» **Instruction**
Records follow. Pull out every line that contains "Adaptec".

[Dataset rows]

▼

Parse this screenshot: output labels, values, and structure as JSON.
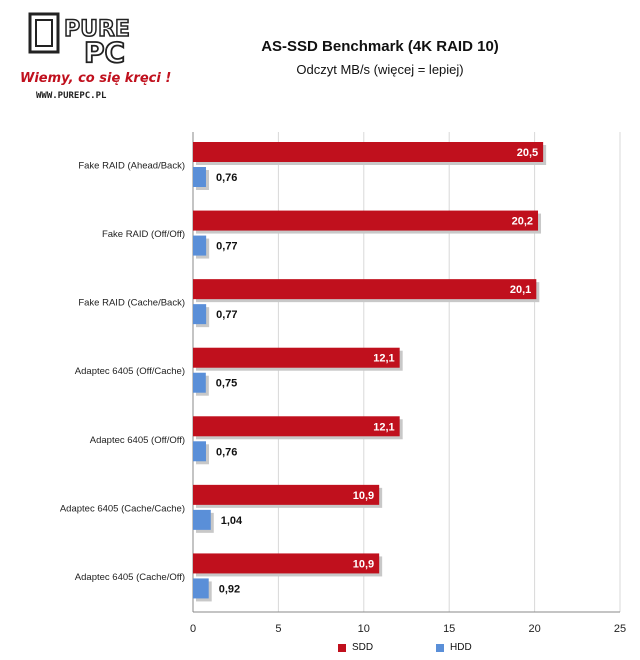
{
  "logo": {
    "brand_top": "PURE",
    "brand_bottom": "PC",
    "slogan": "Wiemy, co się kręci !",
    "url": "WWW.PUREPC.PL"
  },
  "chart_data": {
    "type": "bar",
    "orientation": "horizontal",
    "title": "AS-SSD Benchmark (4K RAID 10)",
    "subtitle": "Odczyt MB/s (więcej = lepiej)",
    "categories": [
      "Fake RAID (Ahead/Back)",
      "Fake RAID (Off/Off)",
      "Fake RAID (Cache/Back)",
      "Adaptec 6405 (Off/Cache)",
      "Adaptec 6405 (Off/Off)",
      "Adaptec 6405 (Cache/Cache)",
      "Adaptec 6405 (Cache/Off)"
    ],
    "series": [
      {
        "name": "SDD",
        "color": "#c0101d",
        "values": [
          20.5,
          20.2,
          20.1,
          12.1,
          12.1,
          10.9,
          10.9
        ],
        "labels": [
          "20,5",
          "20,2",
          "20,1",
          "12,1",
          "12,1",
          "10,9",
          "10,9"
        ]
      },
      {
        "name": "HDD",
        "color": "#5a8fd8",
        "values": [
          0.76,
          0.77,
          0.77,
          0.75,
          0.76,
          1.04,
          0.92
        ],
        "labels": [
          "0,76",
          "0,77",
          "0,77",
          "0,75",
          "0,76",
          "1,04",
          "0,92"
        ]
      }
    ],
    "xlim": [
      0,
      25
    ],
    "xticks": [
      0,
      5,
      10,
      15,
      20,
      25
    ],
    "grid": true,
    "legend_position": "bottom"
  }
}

▲

» **Finished exercise**
      "Adaptec 6405 (Off/Cache)",
      "Adaptec 6405 (Off/Off)",
      "Adaptec 6405 (Cache/Cache)",
      "Adaptec 6405 (Cache/Off)"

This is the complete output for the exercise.